- _To do_: Filter the entries below, keeping every line that has the word "perpetuos".

□ □ □ □

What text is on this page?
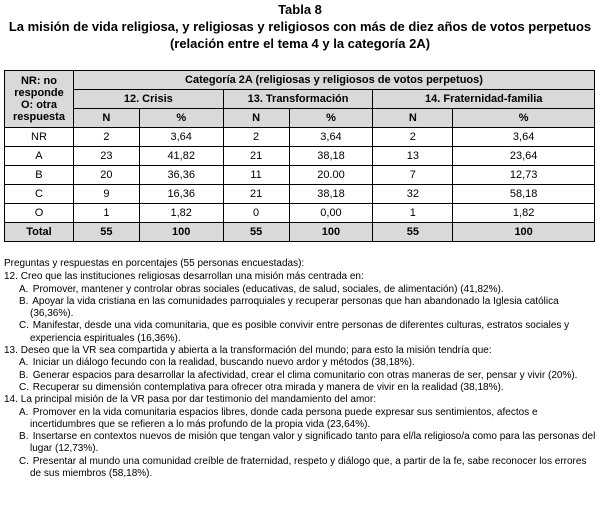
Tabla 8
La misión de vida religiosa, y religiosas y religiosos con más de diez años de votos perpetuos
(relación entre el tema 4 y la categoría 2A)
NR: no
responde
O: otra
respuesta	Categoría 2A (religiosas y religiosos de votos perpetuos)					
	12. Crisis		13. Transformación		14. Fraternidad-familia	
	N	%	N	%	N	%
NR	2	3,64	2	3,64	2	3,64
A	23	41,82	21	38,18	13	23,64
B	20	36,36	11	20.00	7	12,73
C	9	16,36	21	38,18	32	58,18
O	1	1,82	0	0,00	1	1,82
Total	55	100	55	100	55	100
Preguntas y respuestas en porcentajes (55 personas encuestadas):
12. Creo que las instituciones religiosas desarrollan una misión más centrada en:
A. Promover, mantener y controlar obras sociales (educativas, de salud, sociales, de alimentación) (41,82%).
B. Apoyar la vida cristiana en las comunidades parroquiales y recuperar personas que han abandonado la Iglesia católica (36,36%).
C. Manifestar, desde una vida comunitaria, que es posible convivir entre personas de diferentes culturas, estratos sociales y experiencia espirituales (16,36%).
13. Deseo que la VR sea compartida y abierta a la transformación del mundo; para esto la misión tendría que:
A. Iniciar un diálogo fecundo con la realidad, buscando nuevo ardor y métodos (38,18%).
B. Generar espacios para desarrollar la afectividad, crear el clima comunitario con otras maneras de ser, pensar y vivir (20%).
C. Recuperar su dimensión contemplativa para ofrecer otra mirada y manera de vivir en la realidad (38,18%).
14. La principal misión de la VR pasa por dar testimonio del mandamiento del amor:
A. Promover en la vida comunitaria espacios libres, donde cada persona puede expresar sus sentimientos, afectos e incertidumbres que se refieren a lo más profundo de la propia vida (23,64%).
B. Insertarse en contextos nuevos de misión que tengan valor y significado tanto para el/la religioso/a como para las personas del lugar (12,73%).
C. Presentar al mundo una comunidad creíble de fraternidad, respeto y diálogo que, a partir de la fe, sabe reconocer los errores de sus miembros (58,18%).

□ □ □ □

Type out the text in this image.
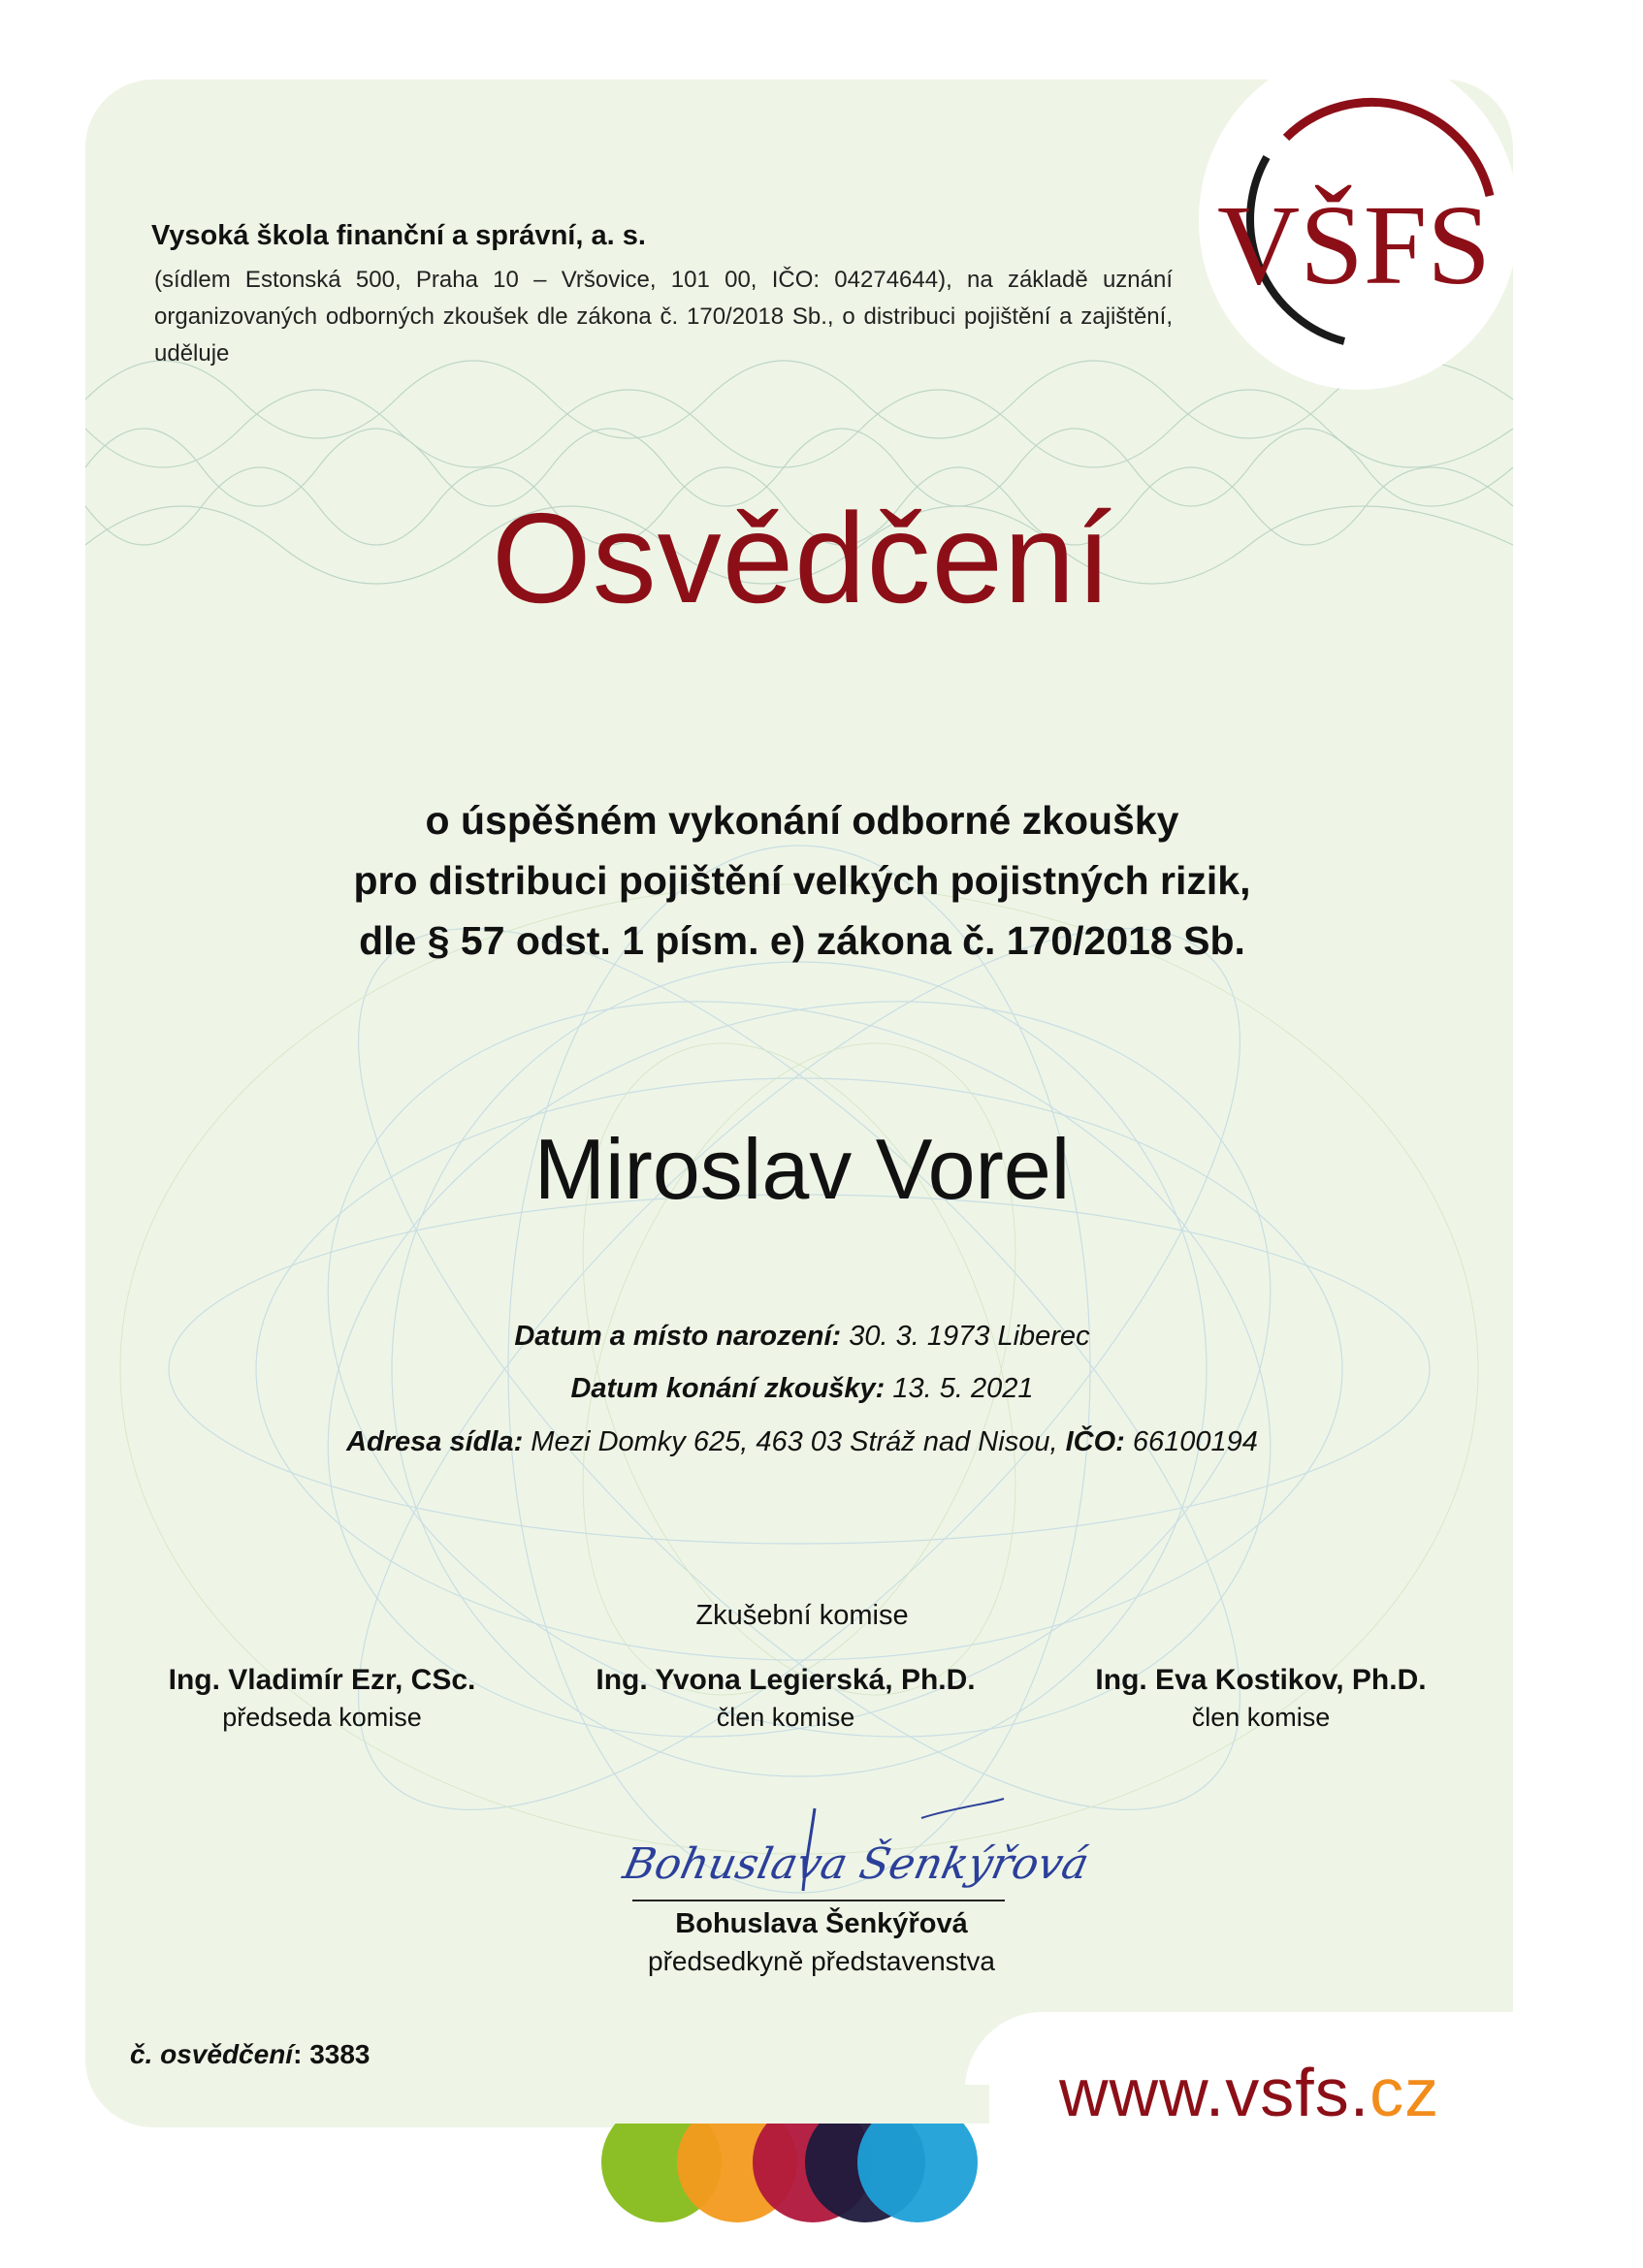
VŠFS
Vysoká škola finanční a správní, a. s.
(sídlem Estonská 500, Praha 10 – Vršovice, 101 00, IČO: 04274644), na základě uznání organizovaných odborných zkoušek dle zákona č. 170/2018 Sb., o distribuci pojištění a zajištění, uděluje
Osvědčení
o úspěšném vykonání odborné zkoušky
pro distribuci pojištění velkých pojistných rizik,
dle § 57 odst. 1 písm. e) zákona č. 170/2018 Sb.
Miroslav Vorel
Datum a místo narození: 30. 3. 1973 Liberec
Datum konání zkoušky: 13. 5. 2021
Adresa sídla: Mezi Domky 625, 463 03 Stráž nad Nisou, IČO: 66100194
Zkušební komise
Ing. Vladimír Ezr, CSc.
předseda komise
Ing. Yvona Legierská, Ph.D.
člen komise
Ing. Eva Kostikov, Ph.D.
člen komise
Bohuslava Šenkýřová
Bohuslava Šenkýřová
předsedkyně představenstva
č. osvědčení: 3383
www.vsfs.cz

□ □ □ □

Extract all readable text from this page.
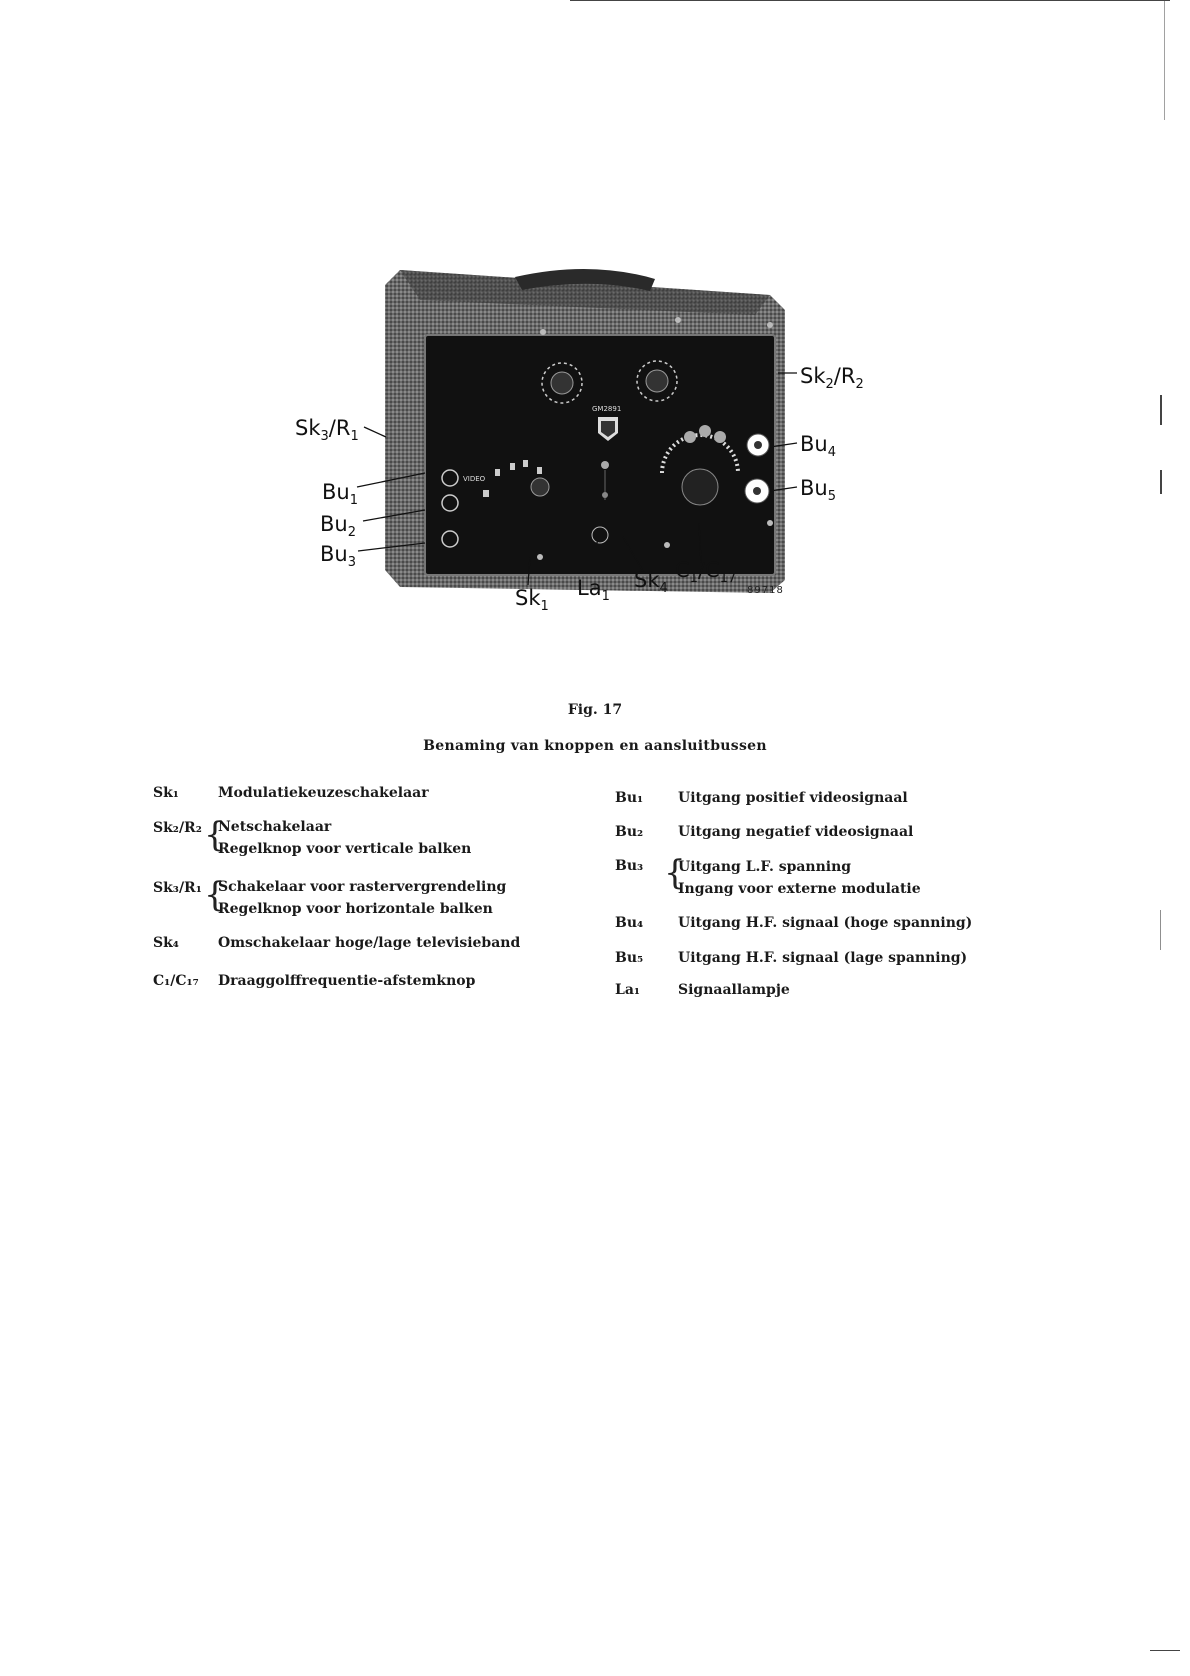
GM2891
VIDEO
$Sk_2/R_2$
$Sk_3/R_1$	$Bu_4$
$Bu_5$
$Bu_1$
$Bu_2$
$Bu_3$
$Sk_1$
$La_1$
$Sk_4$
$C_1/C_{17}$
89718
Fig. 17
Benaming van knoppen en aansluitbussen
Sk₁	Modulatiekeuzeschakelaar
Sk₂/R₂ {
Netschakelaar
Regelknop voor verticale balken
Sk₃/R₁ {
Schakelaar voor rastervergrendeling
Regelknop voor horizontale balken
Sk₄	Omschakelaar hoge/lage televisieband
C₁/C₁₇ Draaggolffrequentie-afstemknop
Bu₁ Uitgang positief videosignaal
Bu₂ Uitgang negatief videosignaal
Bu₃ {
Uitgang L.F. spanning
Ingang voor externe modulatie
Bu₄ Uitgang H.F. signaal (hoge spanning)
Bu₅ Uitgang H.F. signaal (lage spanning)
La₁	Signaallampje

□ □ □ □

- _Solution to the exercise_:
La misión de vida religiosa, y religiosas y religiosos con más de diez años de votos perpetuos
respuesta	Categoría 2A (religiosas y religiosos de votos perpetuos)					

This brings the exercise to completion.